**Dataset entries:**
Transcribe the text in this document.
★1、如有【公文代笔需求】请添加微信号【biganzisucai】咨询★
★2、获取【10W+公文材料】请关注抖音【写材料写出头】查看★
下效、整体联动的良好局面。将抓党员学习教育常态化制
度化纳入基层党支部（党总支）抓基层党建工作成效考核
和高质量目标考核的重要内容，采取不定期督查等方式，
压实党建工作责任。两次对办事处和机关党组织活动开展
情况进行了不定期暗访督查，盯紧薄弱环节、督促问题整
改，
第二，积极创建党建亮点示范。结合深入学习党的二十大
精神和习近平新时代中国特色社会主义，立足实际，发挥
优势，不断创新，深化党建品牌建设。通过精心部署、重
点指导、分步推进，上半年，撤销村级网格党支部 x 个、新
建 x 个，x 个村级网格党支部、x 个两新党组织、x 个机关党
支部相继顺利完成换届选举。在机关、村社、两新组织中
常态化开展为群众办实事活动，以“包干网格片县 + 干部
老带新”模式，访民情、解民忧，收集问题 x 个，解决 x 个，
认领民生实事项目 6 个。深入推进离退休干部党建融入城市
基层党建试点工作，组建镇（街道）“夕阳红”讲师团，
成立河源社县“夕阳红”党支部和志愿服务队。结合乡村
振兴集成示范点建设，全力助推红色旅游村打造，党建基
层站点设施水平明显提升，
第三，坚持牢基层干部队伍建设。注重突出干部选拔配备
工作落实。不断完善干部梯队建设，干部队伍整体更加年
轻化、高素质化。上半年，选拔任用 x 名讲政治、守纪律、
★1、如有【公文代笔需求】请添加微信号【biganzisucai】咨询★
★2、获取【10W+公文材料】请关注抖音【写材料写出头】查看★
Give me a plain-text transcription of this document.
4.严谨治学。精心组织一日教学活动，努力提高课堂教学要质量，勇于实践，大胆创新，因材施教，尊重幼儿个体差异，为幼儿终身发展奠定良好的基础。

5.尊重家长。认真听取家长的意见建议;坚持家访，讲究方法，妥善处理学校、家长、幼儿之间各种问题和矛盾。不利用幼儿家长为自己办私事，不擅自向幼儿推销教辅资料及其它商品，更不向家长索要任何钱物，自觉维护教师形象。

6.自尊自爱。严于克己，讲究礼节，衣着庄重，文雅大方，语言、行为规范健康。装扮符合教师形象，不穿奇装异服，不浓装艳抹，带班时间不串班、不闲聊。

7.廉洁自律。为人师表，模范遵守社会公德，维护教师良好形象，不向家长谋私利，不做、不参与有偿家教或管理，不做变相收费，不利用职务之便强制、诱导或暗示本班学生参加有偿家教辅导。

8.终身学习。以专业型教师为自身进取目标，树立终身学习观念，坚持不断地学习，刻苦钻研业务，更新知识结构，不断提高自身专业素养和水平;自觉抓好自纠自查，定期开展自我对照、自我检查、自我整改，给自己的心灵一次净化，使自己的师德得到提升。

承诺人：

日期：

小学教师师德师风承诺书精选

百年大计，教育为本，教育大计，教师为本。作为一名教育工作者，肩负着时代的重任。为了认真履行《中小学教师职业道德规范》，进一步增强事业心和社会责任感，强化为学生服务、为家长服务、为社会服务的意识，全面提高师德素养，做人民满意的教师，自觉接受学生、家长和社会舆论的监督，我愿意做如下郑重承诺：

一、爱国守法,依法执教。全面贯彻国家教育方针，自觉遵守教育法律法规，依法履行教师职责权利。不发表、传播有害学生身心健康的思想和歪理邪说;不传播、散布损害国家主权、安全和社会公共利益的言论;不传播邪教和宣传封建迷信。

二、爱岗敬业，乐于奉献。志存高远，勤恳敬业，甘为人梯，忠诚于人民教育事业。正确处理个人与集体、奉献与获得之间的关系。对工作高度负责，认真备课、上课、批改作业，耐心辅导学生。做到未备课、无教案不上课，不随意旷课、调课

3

**DIRECTION:** Of the lines above, how many include the word "this"? Reply with the number only.

**FULL RESPONSE:** 2